DATA SHOWN:
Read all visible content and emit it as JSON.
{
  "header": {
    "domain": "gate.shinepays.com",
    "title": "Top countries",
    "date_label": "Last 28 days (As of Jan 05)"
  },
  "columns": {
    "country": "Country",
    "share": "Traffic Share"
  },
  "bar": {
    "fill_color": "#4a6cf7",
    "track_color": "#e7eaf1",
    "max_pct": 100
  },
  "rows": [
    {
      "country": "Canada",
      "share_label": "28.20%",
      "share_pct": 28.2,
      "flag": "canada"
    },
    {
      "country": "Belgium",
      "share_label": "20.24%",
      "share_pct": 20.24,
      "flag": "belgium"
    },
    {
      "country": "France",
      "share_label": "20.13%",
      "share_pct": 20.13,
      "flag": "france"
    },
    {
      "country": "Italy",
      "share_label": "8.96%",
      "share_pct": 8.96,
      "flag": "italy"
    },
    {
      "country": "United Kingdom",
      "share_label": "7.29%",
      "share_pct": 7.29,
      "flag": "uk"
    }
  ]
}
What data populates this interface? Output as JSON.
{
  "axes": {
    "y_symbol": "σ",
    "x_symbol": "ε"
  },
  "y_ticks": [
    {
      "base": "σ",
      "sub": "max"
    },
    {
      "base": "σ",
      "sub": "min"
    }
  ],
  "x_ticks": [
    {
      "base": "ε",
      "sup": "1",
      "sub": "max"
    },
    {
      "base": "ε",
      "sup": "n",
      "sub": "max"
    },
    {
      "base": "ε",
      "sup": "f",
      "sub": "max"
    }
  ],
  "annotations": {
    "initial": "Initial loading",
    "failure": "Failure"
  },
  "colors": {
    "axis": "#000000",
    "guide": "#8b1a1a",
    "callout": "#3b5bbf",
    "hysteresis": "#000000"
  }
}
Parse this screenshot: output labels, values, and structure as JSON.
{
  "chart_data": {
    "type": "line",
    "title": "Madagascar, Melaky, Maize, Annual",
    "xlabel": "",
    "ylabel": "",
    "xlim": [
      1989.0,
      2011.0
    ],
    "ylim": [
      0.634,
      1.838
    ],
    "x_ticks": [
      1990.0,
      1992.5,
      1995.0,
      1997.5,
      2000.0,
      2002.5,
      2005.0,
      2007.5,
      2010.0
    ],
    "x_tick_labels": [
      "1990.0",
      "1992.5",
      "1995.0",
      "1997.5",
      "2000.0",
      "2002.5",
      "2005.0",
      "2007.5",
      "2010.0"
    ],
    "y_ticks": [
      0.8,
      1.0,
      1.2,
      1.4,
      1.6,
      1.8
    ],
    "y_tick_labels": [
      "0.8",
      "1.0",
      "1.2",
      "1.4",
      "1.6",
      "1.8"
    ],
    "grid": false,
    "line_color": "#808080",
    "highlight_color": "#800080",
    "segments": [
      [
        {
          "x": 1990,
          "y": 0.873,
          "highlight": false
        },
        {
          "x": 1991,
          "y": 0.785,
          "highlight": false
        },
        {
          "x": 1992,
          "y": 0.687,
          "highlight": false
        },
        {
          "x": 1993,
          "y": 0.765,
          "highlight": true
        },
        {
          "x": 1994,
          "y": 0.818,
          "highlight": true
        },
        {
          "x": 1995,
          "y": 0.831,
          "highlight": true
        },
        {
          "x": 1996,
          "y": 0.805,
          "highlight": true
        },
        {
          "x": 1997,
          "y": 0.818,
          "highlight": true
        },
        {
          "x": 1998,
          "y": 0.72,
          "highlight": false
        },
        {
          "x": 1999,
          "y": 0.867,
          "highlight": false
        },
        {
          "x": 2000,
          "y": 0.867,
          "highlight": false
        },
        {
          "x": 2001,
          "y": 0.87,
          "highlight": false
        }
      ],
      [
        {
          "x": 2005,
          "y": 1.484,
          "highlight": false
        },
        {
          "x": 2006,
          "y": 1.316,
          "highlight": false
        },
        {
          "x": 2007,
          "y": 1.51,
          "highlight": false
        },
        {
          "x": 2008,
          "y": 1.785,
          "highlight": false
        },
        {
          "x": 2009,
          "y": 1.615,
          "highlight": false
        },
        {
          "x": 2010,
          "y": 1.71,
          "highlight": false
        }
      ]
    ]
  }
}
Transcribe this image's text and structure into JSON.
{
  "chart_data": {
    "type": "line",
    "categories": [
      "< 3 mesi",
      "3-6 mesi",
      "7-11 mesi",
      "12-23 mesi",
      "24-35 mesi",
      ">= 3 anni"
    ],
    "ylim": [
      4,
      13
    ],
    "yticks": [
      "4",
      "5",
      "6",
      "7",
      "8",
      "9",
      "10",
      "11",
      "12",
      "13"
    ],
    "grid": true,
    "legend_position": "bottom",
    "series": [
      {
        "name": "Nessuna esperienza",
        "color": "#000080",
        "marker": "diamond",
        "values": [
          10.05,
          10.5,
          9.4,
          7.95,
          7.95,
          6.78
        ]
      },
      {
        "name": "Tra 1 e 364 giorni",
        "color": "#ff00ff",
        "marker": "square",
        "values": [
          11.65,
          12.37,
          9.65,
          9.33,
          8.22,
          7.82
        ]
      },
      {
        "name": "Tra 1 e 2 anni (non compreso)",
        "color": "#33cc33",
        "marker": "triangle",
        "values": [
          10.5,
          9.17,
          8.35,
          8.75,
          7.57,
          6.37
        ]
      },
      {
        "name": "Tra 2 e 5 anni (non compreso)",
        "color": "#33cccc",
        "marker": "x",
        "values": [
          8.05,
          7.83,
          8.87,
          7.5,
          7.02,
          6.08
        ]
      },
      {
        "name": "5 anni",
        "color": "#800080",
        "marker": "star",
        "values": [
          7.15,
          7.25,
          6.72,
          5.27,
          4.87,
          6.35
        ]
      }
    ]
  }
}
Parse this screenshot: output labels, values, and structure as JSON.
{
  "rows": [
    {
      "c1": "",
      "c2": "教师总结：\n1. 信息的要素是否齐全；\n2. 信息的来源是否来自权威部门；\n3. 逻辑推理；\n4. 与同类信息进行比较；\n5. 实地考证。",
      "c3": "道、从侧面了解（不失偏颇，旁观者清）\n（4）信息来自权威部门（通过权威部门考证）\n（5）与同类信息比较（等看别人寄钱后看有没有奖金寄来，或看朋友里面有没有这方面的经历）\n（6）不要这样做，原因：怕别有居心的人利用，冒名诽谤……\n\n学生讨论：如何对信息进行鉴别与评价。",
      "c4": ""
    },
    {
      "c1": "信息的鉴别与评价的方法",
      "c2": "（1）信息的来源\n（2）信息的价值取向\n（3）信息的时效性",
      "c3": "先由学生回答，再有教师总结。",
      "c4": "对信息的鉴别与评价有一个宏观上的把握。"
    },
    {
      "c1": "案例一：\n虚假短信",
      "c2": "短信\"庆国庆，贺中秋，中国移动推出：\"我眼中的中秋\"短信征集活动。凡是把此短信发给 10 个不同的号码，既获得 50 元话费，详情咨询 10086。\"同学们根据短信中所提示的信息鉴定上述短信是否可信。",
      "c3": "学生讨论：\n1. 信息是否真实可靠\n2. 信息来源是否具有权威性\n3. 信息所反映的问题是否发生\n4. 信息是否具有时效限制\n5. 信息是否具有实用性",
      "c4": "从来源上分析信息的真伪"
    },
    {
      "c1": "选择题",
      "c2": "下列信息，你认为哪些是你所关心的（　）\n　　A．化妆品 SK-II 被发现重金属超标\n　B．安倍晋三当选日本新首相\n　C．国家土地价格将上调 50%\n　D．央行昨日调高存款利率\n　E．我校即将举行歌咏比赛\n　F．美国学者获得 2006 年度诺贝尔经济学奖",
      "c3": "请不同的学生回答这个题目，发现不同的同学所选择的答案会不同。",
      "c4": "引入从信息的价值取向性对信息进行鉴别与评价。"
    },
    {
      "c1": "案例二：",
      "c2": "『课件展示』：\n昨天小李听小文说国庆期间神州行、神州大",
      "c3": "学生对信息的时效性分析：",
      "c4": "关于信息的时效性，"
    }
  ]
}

WHAT IS REQUIRED: Copy out every line holding the string "compreso".

WRITTEN RESPONSE:
        "name": "Tra 1 e 2 anni (non compreso)",
        "name": "Tra 2 e 5 anni (non compreso)",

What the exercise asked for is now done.